__Given records__.

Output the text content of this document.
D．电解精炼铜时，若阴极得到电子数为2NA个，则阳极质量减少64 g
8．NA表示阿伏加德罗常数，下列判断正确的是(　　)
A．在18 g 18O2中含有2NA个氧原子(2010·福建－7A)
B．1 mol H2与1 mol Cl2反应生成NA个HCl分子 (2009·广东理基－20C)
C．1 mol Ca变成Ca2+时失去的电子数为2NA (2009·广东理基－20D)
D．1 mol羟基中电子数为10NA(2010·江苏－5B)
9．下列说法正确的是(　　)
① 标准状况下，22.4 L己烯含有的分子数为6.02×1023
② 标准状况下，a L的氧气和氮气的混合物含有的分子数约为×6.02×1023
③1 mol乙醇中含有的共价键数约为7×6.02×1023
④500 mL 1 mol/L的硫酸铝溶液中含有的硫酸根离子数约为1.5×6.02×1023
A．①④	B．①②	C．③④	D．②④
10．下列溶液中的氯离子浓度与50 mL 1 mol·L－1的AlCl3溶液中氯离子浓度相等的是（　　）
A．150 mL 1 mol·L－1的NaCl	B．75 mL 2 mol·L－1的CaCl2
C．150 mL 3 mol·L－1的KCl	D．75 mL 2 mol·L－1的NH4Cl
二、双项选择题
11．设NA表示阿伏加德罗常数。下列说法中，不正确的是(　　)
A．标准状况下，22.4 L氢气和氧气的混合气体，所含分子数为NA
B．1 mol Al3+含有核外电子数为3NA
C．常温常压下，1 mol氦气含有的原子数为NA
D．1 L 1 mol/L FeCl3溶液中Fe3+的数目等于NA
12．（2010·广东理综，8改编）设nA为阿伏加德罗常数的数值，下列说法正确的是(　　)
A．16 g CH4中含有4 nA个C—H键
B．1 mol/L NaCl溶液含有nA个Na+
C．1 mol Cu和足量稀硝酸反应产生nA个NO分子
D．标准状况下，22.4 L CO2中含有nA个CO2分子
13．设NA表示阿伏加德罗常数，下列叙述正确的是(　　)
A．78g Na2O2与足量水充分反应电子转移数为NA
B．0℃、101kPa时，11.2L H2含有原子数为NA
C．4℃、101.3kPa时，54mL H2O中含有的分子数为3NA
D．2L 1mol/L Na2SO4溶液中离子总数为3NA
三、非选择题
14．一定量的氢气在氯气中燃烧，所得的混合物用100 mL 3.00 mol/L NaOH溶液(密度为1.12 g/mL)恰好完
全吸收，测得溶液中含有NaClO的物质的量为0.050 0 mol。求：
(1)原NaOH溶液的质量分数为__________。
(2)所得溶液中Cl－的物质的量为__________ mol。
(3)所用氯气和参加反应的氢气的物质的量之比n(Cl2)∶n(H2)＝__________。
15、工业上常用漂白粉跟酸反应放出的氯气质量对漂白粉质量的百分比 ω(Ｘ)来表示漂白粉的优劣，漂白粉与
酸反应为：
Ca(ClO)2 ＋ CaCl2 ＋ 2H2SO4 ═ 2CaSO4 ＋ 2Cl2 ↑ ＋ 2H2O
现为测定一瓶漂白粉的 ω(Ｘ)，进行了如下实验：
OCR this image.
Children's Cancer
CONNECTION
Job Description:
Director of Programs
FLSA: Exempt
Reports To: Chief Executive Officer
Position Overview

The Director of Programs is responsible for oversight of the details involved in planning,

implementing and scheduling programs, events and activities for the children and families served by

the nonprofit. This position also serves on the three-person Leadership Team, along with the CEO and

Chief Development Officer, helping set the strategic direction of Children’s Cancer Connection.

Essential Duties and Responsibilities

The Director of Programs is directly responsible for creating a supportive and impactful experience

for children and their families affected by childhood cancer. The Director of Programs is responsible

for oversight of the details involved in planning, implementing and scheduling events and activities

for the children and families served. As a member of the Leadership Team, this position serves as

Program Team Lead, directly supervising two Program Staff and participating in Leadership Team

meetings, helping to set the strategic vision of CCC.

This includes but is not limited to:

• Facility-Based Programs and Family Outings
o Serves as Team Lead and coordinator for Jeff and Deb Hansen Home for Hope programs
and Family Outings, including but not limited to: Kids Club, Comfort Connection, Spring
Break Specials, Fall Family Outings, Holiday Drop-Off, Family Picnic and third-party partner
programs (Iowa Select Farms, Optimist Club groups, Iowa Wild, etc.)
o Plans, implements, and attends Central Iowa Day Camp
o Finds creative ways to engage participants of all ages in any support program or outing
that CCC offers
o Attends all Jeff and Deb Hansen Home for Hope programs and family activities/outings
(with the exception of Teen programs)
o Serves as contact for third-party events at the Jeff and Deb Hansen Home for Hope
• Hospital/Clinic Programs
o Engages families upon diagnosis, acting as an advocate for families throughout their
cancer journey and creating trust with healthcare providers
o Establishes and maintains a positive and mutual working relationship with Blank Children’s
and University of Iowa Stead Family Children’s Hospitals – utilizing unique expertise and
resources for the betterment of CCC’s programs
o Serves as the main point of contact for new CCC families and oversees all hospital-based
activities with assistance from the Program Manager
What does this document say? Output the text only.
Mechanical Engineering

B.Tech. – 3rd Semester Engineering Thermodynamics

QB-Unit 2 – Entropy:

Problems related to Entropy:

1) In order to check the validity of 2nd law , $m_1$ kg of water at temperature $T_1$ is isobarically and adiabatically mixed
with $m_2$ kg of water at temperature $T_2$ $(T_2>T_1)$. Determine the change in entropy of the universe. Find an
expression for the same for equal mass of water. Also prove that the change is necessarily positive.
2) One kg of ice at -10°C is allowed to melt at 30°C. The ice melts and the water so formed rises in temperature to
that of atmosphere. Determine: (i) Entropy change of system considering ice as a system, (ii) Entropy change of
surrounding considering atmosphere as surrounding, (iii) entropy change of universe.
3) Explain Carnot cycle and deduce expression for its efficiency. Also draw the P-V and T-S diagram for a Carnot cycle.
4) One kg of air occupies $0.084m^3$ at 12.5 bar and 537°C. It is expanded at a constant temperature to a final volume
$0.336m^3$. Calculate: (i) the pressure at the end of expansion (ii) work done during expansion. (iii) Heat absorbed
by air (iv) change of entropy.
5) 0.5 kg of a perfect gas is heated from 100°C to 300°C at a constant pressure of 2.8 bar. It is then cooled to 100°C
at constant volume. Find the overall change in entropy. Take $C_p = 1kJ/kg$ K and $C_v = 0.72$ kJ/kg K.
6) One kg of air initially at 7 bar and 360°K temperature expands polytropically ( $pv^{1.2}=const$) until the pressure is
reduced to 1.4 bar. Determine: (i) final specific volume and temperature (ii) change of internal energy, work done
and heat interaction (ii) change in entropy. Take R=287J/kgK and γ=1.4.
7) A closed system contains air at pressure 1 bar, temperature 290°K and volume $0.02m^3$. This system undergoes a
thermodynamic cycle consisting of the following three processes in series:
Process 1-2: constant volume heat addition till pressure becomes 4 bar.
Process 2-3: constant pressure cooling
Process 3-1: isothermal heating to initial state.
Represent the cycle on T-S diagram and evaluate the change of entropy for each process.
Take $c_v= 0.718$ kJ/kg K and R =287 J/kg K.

__The problem__. Your task is to return the full listing exactly as it was given.

__Result of the exercise__.
Output the text content of this document.
D．电解精炼铜时，若阴极得到电子数为2NA个，则阳极质量减少64 g
8．NA表示阿伏加德罗常数，下列判断正确的是(　　)
A．在18 g 18O2中含有2NA个氧原子(2010·福建－7A)
B．1 mol H2与1 mol Cl2反应生成NA个HCl分子 (2009·广东理基－20C)
C．1 mol Ca变成Ca2+时失去的电子数为2NA (2009·广东理基－20D)
D．1 mol羟基中电子数为10NA(2010·江苏－5B)
9．下列说法正确的是(　　)
① 标准状况下，22.4 L己烯含有的分子数为6.02×1023
② 标准状况下，a L的氧气和氮气的混合物含有的分子数约为×6.02×1023
③1 mol乙醇中含有的共价键数约为7×6.02×1023
④500 mL 1 mol/L的硫酸铝溶液中含有的硫酸根离子数约为1.5×6.02×1023
A．①④	B．①②	C．③④	D．②④
10．下列溶液中的氯离子浓度与50 mL 1 mol·L－1的AlCl3溶液中氯离子浓度相等的是（　　）
A．150 mL 1 mol·L－1的NaCl	B．75 mL 2 mol·L－1的CaCl2
C．150 mL 3 mol·L－1的KCl	D．75 mL 2 mol·L－1的NH4Cl
二、双项选择题
11．设NA表示阿伏加德罗常数。下列说法中，不正确的是(　　)
A．标准状况下，22.4 L氢气和氧气的混合气体，所含分子数为NA
B．1 mol Al3+含有核外电子数为3NA
C．常温常压下，1 mol氦气含有的原子数为NA
D．1 L 1 mol/L FeCl3溶液中Fe3+的数目等于NA
12．（2010·广东理综，8改编）设nA为阿伏加德罗常数的数值，下列说法正确的是(　　)
A．16 g CH4中含有4 nA个C—H键
B．1 mol/L NaCl溶液含有nA个Na+
C．1 mol Cu和足量稀硝酸反应产生nA个NO分子
D．标准状况下，22.4 L CO2中含有nA个CO2分子
13．设NA表示阿伏加德罗常数，下列叙述正确的是(　　)
A．78g Na2O2与足量水充分反应电子转移数为NA
B．0℃、101kPa时，11.2L H2含有原子数为NA
C．4℃、101.3kPa时，54mL H2O中含有的分子数为3NA
D．2L 1mol/L Na2SO4溶液中离子总数为3NA
三、非选择题
14．一定量的氢气在氯气中燃烧，所得的混合物用100 mL 3.00 mol/L NaOH溶液(密度为1.12 g/mL)恰好完
全吸收，测得溶液中含有NaClO的物质的量为0.050 0 mol。求：
(1)原NaOH溶液的质量分数为__________。
(2)所得溶液中Cl－的物质的量为__________ mol。
(3)所用氯气和参加反应的氢气的物质的量之比n(Cl2)∶n(H2)＝__________。
15、工业上常用漂白粉跟酸反应放出的氯气质量对漂白粉质量的百分比 ω(Ｘ)来表示漂白粉的优劣，漂白粉与
酸反应为：
Ca(ClO)2 ＋ CaCl2 ＋ 2H2SO4 ═ 2CaSO4 ＋ 2Cl2 ↑ ＋ 2H2O
现为测定一瓶漂白粉的 ω(Ｘ)，进行了如下实验：
OCR this image.
Children's Cancer
CONNECTION
Job Description:
Director of Programs
FLSA: Exempt
Reports To: Chief Executive Officer
Position Overview

The Director of Programs is responsible for oversight of the details involved in planning,

implementing and scheduling programs, events and activities for the children and families served by

the nonprofit. This position also serves on the three-person Leadership Team, along with the CEO and

Chief Development Officer, helping set the strategic direction of Children’s Cancer Connection.

Essential Duties and Responsibilities

The Director of Programs is directly responsible for creating a supportive and impactful experience

for children and their families affected by childhood cancer. The Director of Programs is responsible

for oversight of the details involved in planning, implementing and scheduling events and activities

for the children and families served. As a member of the Leadership Team, this position serves as

Program Team Lead, directly supervising two Program Staff and participating in Leadership Team

meetings, helping to set the strategic vision of CCC.

This includes but is not limited to:

• Facility-Based Programs and Family Outings
o Serves as Team Lead and coordinator for Jeff and Deb Hansen Home for Hope programs
and Family Outings, including but not limited to: Kids Club, Comfort Connection, Spring
Break Specials, Fall Family Outings, Holiday Drop-Off, Family Picnic and third-party partner
programs (Iowa Select Farms, Optimist Club groups, Iowa Wild, etc.)
o Plans, implements, and attends Central Iowa Day Camp
o Finds creative ways to engage participants of all ages in any support program or outing
that CCC offers
o Attends all Jeff and Deb Hansen Home for Hope programs and family activities/outings
(with the exception of Teen programs)
o Serves as contact for third-party events at the Jeff and Deb Hansen Home for Hope
• Hospital/Clinic Programs
o Engages families upon diagnosis, acting as an advocate for families throughout their
cancer journey and creating trust with healthcare providers
o Establishes and maintains a positive and mutual working relationship with Blank Children’s
and University of Iowa Stead Family Children’s Hospitals – utilizing unique expertise and
resources for the betterment of CCC’s programs
o Serves as the main point of contact for new CCC families and oversees all hospital-based
activities with assistance from the Program Manager
What does this document say? Output the text only.
Mechanical Engineering

B.Tech. – 3rd Semester Engineering Thermodynamics

QB-Unit 2 – Entropy:

Problems related to Entropy:

1) In order to check the validity of 2nd law , $m_1$ kg of water at temperature $T_1$ is isobarically and adiabatically mixed
with $m_2$ kg of water at temperature $T_2$ $(T_2>T_1)$. Determine the change in entropy of the universe. Find an
expression for the same for equal mass of water. Also prove that the change is necessarily positive.
2) One kg of ice at -10°C is allowed to melt at 30°C. The ice melts and the water so formed rises in temperature to
that of atmosphere. Determine: (i) Entropy change of system considering ice as a system, (ii) Entropy change of
surrounding considering atmosphere as surrounding, (iii) entropy change of universe.
3) Explain Carnot cycle and deduce expression for its efficiency. Also draw the P-V and T-S diagram for a Carnot cycle.
4) One kg of air occupies $0.084m^3$ at 12.5 bar and 537°C. It is expanded at a constant temperature to a final volume
$0.336m^3$. Calculate: (i) the pressure at the end of expansion (ii) work done during expansion. (iii) Heat absorbed
by air (iv) change of entropy.
5) 0.5 kg of a perfect gas is heated from 100°C to 300°C at a constant pressure of 2.8 bar. It is then cooled to 100°C
at constant volume. Find the overall change in entropy. Take $C_p = 1kJ/kg$ K and $C_v = 0.72$ kJ/kg K.
6) One kg of air initially at 7 bar and 360°K temperature expands polytropically ( $pv^{1.2}=const$) until the pressure is
reduced to 1.4 bar. Determine: (i) final specific volume and temperature (ii) change of internal energy, work done
and heat interaction (ii) change in entropy. Take R=287J/kgK and γ=1.4.
7) A closed system contains air at pressure 1 bar, temperature 290°K and volume $0.02m^3$. This system undergoes a
thermodynamic cycle consisting of the following three processes in series:
Process 1-2: constant volume heat addition till pressure becomes 4 bar.
Process 2-3: constant pressure cooling
Process 3-1: isothermal heating to initial state.
Represent the cycle on T-S diagram and evaluate the change of entropy for each process.
Take $c_v= 0.718$ kJ/kg K and R =287 J/kg K.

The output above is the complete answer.